STATED EXERCISE
List each row below that contains the string "mathbf", copying those rows in full.

DATA
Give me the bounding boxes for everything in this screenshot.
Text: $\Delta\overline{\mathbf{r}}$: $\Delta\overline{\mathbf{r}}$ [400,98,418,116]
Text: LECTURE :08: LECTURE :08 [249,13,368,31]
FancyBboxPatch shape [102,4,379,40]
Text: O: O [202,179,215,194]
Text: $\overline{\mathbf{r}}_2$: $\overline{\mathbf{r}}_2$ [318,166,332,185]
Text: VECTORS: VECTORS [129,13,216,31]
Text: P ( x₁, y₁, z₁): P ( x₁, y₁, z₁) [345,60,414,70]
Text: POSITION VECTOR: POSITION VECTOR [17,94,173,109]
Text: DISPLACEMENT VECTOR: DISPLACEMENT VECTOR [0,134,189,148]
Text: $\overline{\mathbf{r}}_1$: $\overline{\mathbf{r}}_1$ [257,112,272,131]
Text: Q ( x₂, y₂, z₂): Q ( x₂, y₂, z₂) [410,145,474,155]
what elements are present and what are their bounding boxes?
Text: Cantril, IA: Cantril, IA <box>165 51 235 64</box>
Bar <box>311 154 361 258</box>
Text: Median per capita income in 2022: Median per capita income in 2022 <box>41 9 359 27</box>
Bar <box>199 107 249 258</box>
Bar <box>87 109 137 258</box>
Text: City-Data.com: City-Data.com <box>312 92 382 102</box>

ANSWER TO THE EXERCISE
Text: $\Delta\overline{\mathbf{r}}$: $\Delta\overline{\mathbf{r}}$ [400,98,418,116]
Text: $\overline{\mathbf{r}}_2$: $\overline{\mathbf{r}}_2$ [318,166,332,185]
Text: $\overline{\mathbf{r}}_1$: $\overline{\mathbf{r}}_1$ [257,112,272,131]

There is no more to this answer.